The request: Repeat all entries exactly.

BEGIN

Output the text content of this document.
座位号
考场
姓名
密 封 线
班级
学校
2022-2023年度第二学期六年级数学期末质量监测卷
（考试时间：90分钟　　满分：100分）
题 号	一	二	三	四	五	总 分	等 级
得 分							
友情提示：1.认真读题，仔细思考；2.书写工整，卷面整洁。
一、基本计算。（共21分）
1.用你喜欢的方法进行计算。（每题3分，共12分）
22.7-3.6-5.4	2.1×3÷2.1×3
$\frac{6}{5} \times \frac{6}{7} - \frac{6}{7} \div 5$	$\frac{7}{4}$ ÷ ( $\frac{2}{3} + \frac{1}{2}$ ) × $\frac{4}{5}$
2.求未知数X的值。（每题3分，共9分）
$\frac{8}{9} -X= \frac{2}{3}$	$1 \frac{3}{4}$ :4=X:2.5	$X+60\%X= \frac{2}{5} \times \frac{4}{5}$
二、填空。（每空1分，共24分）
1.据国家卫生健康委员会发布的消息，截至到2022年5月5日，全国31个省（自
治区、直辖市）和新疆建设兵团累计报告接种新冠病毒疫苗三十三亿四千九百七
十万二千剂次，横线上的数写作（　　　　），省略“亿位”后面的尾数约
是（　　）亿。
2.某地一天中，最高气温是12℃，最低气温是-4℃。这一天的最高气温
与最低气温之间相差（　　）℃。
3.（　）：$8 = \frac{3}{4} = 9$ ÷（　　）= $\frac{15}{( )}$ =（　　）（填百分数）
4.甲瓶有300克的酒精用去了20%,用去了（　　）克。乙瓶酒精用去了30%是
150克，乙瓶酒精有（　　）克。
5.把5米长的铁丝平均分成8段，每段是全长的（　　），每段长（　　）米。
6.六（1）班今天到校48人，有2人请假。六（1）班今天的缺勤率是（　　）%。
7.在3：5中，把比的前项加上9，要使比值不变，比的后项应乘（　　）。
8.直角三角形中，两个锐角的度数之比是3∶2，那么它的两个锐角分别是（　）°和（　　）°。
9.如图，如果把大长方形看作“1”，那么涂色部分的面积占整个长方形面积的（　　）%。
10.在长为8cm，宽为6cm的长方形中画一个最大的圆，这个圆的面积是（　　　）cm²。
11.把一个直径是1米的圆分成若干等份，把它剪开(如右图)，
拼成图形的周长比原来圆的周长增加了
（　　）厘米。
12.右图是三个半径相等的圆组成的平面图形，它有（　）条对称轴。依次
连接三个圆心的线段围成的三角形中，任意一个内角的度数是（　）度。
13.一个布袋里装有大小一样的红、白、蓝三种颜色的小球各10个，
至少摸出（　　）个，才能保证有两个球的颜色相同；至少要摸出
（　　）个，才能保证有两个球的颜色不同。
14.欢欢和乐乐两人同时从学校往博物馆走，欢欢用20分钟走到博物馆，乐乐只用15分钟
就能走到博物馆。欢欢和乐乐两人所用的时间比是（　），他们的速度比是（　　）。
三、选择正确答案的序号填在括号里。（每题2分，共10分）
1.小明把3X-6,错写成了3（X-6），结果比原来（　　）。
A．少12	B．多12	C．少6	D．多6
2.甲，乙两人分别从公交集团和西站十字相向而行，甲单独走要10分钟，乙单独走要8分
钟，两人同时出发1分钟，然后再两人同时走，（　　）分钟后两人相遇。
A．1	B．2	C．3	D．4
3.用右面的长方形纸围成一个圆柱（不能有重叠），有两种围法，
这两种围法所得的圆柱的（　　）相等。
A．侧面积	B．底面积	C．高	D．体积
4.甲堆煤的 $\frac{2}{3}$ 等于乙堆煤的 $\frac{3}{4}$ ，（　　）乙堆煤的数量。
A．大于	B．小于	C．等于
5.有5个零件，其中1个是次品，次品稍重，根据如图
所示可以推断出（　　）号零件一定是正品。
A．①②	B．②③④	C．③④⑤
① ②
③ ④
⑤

END

Solution below:
Output the text content of this document.
座位号
考场
姓名
密 封 线
班级
学校
2022-2023年度第二学期六年级数学期末质量监测卷
（考试时间：90分钟　　满分：100分）
题 号	一	二	三	四	五	总 分	等 级
得 分							
友情提示：1.认真读题，仔细思考；2.书写工整，卷面整洁。
一、基本计算。（共21分）
1.用你喜欢的方法进行计算。（每题3分，共12分）
22.7-3.6-5.4	2.1×3÷2.1×3
$\frac{6}{5} \times \frac{6}{7} - \frac{6}{7} \div 5$	$\frac{7}{4}$ ÷ ( $\frac{2}{3} + \frac{1}{2}$ ) × $\frac{4}{5}$
2.求未知数X的值。（每题3分，共9分）
$\frac{8}{9} -X= \frac{2}{3}$	$1 \frac{3}{4}$ :4=X:2.5	$X+60\%X= \frac{2}{5} \times \frac{4}{5}$
二、填空。（每空1分，共24分）
1.据国家卫生健康委员会发布的消息，截至到2022年5月5日，全国31个省（自
治区、直辖市）和新疆建设兵团累计报告接种新冠病毒疫苗三十三亿四千九百七
十万二千剂次，横线上的数写作（　　　　），省略“亿位”后面的尾数约
是（　　）亿。
2.某地一天中，最高气温是12℃，最低气温是-4℃。这一天的最高气温
与最低气温之间相差（　　）℃。
3.（　）：$8 = \frac{3}{4} = 9$ ÷（　　）= $\frac{15}{( )}$ =（　　）（填百分数）
4.甲瓶有300克的酒精用去了20%,用去了（　　）克。乙瓶酒精用去了30%是
150克，乙瓶酒精有（　　）克。
5.把5米长的铁丝平均分成8段，每段是全长的（　　），每段长（　　）米。
6.六（1）班今天到校48人，有2人请假。六（1）班今天的缺勤率是（　　）%。
7.在3：5中，把比的前项加上9，要使比值不变，比的后项应乘（　　）。
8.直角三角形中，两个锐角的度数之比是3∶2，那么它的两个锐角分别是（　）°和（　　）°。
9.如图，如果把大长方形看作“1”，那么涂色部分的面积占整个长方形面积的（　　）%。
10.在长为8cm，宽为6cm的长方形中画一个最大的圆，这个圆的面积是（　　　）cm²。
11.把一个直径是1米的圆分成若干等份，把它剪开(如右图)，
拼成图形的周长比原来圆的周长增加了
（　　）厘米。
12.右图是三个半径相等的圆组成的平面图形，它有（　）条对称轴。依次
连接三个圆心的线段围成的三角形中，任意一个内角的度数是（　）度。
13.一个布袋里装有大小一样的红、白、蓝三种颜色的小球各10个，
至少摸出（　　）个，才能保证有两个球的颜色相同；至少要摸出
（　　）个，才能保证有两个球的颜色不同。
14.欢欢和乐乐两人同时从学校往博物馆走，欢欢用20分钟走到博物馆，乐乐只用15分钟
就能走到博物馆。欢欢和乐乐两人所用的时间比是（　），他们的速度比是（　　）。
三、选择正确答案的序号填在括号里。（每题2分，共10分）
1.小明把3X-6,错写成了3（X-6），结果比原来（　　）。
A．少12	B．多12	C．少6	D．多6
2.甲，乙两人分别从公交集团和西站十字相向而行，甲单独走要10分钟，乙单独走要8分
钟，两人同时出发1分钟，然后再两人同时走，（　　）分钟后两人相遇。
A．1	B．2	C．3	D．4
3.用右面的长方形纸围成一个圆柱（不能有重叠），有两种围法，
这两种围法所得的圆柱的（　　）相等。
A．侧面积	B．底面积	C．高	D．体积
4.甲堆煤的 $\frac{2}{3}$ 等于乙堆煤的 $\frac{3}{4}$ ，（　　）乙堆煤的数量。
A．大于	B．小于	C．等于
5.有5个零件，其中1个是次品，次品稍重，根据如图
所示可以推断出（　　）号零件一定是正品。
A．①②	B．②③④	C．③④⑤
① ②
③ ④
⑤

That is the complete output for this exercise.